§ Exercise details
Go through the records underneath and count the lines that include the string "JSON". Give nothing but the number.

+++++

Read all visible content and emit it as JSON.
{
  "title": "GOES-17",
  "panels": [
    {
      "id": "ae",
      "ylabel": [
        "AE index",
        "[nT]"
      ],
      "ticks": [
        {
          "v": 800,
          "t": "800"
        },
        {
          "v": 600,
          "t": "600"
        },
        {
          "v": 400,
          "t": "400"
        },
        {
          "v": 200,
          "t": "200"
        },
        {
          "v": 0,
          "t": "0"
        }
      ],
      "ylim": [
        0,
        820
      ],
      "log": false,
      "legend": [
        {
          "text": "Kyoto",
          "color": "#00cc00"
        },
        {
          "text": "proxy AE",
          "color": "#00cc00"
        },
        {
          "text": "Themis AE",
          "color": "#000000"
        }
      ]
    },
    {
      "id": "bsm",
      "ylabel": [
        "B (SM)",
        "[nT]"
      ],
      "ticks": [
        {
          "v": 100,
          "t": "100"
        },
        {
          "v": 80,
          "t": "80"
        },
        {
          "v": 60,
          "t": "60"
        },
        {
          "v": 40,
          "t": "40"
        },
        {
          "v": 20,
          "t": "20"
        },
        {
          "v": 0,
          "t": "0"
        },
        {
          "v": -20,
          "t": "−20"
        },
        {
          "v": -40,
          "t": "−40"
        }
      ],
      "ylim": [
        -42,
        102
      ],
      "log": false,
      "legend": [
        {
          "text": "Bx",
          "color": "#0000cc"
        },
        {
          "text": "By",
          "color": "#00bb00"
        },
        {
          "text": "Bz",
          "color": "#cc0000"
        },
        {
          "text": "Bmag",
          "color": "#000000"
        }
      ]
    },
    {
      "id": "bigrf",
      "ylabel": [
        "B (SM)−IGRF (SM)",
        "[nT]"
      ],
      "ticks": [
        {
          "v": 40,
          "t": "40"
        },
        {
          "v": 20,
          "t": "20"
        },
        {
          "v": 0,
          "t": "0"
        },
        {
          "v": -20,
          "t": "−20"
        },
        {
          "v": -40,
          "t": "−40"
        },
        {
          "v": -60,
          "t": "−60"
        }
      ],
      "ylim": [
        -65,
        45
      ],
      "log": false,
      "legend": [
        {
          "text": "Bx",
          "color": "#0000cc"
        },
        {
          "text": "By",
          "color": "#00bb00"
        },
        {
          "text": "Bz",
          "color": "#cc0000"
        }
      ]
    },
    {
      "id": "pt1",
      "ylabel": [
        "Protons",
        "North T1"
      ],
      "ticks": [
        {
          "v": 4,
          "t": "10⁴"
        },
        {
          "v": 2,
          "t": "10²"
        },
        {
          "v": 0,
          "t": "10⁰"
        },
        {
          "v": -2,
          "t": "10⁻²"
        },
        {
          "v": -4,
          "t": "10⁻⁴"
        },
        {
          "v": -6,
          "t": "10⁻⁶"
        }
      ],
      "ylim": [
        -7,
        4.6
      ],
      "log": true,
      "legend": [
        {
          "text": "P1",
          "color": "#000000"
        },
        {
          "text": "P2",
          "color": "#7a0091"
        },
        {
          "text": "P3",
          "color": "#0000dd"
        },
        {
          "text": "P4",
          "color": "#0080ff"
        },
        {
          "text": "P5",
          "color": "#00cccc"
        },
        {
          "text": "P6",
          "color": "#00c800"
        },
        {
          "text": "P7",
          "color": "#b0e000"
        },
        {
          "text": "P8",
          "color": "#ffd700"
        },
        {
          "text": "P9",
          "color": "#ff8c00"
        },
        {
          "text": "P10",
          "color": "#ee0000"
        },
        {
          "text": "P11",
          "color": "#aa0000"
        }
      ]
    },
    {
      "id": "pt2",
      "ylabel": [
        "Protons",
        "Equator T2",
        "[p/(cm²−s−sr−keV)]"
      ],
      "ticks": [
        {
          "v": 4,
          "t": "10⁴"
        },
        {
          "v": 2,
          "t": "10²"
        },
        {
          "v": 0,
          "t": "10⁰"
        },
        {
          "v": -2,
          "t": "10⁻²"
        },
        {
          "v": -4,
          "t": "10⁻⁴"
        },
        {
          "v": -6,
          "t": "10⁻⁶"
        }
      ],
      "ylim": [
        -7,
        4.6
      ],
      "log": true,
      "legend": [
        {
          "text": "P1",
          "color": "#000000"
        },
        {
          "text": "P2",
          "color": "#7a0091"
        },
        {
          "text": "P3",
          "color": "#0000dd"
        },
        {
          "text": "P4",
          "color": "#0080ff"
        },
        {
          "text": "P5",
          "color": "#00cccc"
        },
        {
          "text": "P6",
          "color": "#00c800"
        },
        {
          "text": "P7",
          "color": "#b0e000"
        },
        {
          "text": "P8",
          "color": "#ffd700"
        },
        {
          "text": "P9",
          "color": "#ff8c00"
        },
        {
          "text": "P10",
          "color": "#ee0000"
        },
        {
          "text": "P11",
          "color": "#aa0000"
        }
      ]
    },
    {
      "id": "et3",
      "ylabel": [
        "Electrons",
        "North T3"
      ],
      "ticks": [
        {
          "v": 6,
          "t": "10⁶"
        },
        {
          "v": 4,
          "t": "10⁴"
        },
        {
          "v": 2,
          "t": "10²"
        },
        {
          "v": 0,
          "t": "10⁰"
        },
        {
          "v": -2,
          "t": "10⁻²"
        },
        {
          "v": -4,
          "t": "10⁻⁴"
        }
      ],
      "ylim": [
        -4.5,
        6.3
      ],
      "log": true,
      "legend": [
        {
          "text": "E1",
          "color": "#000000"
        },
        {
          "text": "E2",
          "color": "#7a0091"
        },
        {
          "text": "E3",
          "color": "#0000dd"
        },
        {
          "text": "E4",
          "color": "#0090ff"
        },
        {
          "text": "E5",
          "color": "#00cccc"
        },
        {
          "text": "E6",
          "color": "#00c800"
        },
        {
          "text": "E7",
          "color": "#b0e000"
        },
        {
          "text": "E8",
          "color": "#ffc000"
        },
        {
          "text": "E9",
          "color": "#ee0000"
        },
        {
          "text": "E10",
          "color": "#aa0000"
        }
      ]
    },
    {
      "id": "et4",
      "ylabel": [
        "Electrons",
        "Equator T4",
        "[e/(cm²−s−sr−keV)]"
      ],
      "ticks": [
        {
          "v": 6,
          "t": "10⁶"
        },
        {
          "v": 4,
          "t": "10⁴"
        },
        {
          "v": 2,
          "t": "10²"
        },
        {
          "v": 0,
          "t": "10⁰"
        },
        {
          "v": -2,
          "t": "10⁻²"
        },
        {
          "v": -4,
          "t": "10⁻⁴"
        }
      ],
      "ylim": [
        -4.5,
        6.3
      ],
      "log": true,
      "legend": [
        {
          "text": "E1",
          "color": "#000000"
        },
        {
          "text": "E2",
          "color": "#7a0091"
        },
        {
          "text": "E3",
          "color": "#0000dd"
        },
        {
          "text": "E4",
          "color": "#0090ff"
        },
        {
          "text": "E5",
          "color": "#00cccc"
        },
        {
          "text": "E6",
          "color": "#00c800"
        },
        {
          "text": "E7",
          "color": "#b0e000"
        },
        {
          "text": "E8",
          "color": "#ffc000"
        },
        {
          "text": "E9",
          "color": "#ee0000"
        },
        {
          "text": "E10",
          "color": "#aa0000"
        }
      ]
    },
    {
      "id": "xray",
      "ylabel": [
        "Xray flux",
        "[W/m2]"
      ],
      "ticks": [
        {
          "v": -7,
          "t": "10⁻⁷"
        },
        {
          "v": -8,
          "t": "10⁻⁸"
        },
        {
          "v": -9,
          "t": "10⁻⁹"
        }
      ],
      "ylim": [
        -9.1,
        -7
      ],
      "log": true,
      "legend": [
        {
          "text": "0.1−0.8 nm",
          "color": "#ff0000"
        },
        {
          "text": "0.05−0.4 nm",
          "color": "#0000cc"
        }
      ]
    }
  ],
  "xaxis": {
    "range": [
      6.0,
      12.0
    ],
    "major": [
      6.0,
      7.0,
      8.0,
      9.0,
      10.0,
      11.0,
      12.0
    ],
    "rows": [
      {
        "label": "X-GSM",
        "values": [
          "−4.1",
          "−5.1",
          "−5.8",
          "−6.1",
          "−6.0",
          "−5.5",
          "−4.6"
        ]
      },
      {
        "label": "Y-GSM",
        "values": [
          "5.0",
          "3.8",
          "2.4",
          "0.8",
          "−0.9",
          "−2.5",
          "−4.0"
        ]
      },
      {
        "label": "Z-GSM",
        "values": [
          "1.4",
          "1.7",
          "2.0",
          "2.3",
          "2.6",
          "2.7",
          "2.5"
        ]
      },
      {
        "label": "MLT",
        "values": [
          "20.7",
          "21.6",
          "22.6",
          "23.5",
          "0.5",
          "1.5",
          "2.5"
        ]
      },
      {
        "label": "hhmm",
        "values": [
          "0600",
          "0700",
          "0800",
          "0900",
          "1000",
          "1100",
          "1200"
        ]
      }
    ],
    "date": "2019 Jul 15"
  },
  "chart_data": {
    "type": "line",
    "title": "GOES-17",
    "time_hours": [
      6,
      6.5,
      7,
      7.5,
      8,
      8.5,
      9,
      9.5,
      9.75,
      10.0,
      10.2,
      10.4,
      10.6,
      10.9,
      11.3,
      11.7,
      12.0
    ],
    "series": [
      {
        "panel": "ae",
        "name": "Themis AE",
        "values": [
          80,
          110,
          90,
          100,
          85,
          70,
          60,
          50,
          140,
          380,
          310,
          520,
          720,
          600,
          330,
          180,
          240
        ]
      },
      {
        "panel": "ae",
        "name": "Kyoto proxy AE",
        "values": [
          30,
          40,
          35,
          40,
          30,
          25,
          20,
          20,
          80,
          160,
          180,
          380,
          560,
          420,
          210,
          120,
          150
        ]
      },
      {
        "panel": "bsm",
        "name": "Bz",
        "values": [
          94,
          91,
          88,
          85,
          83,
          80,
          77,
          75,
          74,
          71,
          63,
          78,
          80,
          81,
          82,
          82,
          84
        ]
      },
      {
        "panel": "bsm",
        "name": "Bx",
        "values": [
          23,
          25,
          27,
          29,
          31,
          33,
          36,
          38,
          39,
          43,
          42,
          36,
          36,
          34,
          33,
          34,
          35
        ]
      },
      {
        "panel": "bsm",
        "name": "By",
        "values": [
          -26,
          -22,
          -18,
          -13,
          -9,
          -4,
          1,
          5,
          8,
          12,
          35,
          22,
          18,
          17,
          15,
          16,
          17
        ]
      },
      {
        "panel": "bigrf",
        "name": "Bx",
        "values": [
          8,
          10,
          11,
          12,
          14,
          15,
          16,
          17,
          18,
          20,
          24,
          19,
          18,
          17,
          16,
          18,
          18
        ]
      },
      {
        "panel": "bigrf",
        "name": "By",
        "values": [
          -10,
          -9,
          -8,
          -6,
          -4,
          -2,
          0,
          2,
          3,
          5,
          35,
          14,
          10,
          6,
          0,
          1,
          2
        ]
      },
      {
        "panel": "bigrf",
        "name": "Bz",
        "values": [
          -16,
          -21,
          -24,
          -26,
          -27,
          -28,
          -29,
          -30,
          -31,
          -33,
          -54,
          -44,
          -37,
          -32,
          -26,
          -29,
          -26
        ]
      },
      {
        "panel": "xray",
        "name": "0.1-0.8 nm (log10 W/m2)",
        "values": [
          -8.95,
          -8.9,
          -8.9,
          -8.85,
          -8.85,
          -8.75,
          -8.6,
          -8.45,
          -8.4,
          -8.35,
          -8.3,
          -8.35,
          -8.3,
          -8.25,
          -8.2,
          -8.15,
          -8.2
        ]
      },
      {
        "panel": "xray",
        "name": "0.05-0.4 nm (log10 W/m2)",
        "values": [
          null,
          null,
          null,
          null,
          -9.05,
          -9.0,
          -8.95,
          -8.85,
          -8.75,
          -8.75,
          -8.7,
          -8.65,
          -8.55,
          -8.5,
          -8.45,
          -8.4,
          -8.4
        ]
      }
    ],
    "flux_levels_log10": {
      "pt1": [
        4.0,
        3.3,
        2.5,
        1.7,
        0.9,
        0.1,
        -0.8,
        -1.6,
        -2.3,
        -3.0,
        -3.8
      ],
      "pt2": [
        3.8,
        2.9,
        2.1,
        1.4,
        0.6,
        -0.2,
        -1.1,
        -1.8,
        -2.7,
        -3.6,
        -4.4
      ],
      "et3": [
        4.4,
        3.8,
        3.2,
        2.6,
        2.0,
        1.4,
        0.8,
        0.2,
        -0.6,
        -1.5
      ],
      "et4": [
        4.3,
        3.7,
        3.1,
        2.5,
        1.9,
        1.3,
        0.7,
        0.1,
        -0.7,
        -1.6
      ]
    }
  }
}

+++++

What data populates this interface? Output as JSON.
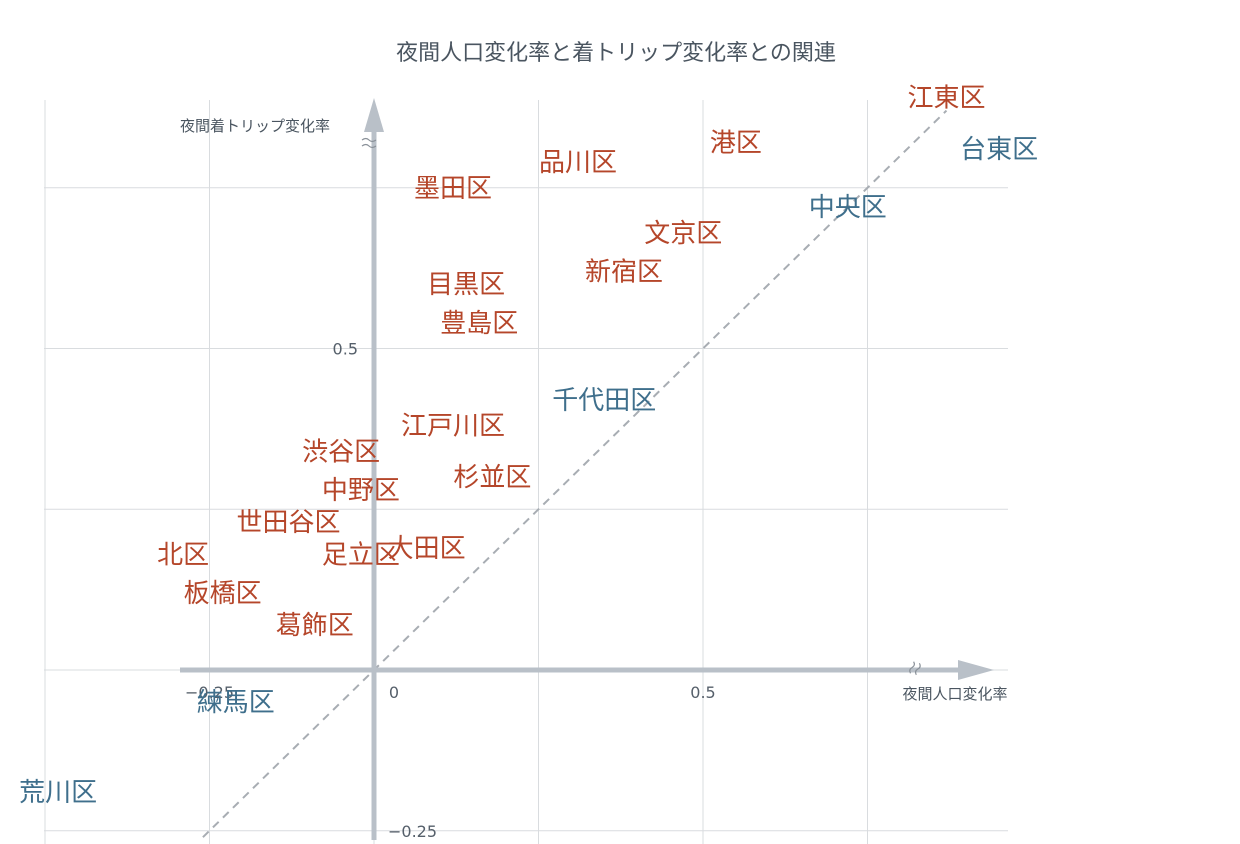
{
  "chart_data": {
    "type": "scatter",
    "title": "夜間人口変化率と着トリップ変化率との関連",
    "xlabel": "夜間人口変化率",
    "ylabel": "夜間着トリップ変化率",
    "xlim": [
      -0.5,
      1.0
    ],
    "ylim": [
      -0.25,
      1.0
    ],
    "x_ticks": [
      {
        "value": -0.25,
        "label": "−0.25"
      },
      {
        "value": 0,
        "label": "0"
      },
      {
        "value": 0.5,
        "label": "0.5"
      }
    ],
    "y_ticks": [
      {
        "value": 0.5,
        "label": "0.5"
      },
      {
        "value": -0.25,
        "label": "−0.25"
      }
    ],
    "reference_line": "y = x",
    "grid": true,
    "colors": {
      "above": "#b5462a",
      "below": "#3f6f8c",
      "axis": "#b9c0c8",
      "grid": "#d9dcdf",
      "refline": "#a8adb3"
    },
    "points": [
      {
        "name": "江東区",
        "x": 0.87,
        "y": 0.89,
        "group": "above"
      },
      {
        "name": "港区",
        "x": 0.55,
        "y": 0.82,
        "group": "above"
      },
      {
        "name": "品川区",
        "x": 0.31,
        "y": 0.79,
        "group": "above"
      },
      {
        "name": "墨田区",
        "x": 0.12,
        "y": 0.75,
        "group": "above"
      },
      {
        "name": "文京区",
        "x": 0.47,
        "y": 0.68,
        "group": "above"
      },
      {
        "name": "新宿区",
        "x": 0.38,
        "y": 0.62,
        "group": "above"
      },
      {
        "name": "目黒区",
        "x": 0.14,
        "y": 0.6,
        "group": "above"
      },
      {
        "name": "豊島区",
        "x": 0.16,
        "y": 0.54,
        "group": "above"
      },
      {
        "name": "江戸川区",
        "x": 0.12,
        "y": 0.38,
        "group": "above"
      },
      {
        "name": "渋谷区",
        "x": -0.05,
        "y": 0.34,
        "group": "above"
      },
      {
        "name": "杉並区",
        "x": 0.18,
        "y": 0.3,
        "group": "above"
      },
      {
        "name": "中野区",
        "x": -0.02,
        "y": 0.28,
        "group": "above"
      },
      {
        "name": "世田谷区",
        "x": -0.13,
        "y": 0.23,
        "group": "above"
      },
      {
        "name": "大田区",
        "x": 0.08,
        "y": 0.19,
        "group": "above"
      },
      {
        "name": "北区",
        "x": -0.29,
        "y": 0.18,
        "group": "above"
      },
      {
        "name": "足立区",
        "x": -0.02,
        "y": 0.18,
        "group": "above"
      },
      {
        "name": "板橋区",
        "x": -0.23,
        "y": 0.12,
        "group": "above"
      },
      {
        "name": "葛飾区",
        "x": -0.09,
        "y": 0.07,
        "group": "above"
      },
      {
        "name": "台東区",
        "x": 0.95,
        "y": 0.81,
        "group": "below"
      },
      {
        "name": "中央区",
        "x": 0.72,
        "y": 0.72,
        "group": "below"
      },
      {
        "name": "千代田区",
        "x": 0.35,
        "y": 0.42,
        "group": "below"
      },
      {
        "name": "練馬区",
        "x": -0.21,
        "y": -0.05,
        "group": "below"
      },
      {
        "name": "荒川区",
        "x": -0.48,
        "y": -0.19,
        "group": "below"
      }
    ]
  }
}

+++++

§ Answer to this exercise
2